- **Available records**
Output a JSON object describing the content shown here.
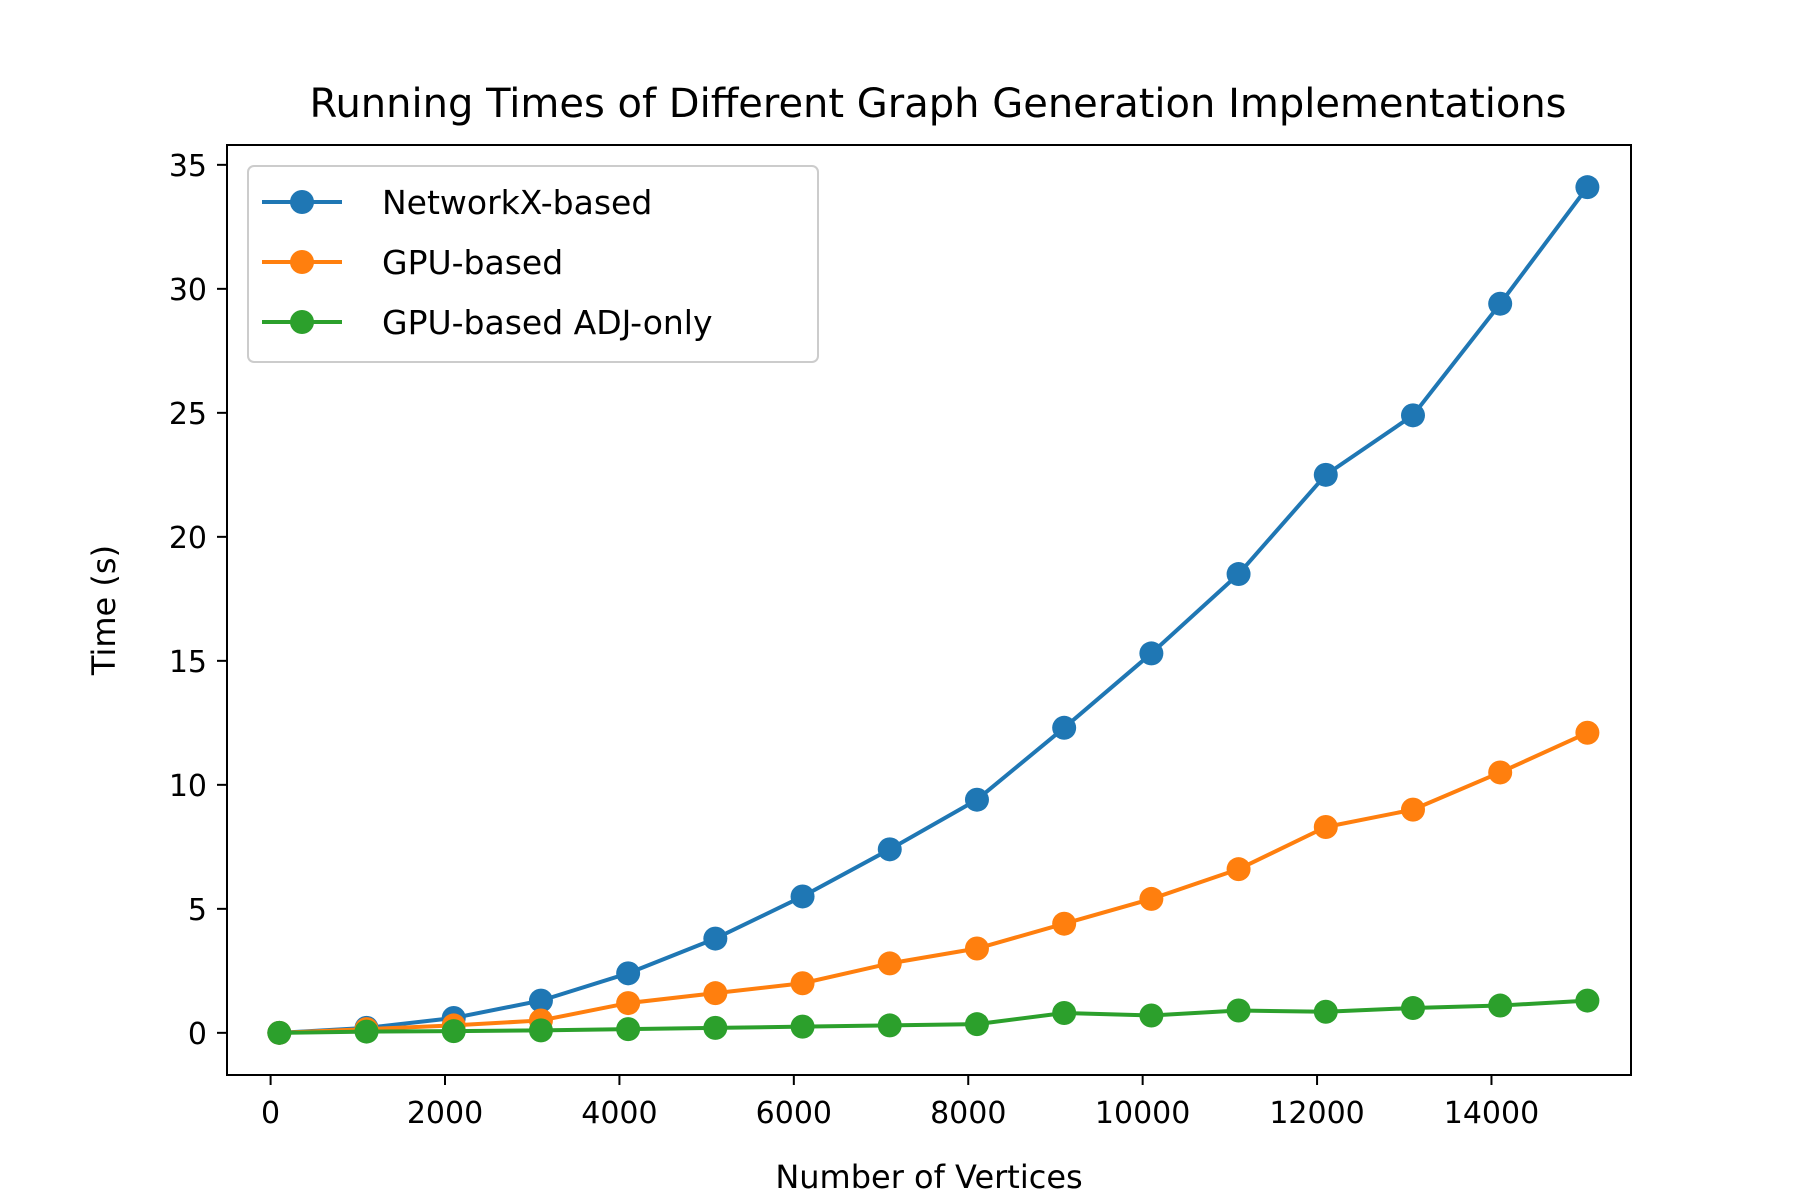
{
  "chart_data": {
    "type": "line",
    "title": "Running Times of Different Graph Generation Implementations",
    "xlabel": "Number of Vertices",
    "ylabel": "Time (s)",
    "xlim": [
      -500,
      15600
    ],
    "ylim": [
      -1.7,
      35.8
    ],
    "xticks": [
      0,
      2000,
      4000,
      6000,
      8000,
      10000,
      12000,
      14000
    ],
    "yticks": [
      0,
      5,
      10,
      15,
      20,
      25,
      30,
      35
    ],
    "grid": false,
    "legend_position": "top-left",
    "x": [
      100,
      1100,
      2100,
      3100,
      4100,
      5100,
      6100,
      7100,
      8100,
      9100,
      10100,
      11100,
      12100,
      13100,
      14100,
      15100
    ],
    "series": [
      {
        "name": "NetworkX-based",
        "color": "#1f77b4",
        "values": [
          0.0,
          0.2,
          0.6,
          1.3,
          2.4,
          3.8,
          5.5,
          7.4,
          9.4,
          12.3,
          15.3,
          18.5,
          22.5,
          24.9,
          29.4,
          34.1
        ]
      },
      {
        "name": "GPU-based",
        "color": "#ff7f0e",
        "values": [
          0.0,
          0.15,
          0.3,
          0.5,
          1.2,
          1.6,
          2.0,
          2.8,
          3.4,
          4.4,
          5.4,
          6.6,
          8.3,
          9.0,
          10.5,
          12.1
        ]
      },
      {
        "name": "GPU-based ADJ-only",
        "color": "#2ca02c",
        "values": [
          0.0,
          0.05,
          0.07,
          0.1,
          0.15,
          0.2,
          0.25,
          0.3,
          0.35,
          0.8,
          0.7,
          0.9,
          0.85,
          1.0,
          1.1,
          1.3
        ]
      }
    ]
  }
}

- **Problem**
Transcribe every entry word for word, but skip the pictures.

- **The solution**
Output a JSON object describing the content shown here.
{
  "chart_data": {
    "type": "line",
    "title": "Running Times of Different Graph Generation Implementations",
    "xlabel": "Number of Vertices",
    "ylabel": "Time (s)",
    "xlim": [
      -500,
      15600
    ],
    "ylim": [
      -1.7,
      35.8
    ],
    "xticks": [
      0,
      2000,
      4000,
      6000,
      8000,
      10000,
      12000,
      14000
    ],
    "yticks": [
      0,
      5,
      10,
      15,
      20,
      25,
      30,
      35
    ],
    "grid": false,
    "legend_position": "top-left",
    "x": [
      100,
      1100,
      2100,
      3100,
      4100,
      5100,
      6100,
      7100,
      8100,
      9100,
      10100,
      11100,
      12100,
      13100,
      14100,
      15100
    ],
    "series": [
      {
        "name": "NetworkX-based",
        "color": "#1f77b4",
        "values": [
          0.0,
          0.2,
          0.6,
          1.3,
          2.4,
          3.8,
          5.5,
          7.4,
          9.4,
          12.3,
          15.3,
          18.5,
          22.5,
          24.9,
          29.4,
          34.1
        ]
      },
      {
        "name": "GPU-based",
        "color": "#ff7f0e",
        "values": [
          0.0,
          0.15,
          0.3,
          0.5,
          1.2,
          1.6,
          2.0,
          2.8,
          3.4,
          4.4,
          5.4,
          6.6,
          8.3,
          9.0,
          10.5,
          12.1
        ]
      },
      {
        "name": "GPU-based ADJ-only",
        "color": "#2ca02c",
        "values": [
          0.0,
          0.05,
          0.07,
          0.1,
          0.15,
          0.2,
          0.25,
          0.3,
          0.35,
          0.8,
          0.7,
          0.9,
          0.85,
          1.0,
          1.1,
          1.3
        ]
      }
    ]
  }
}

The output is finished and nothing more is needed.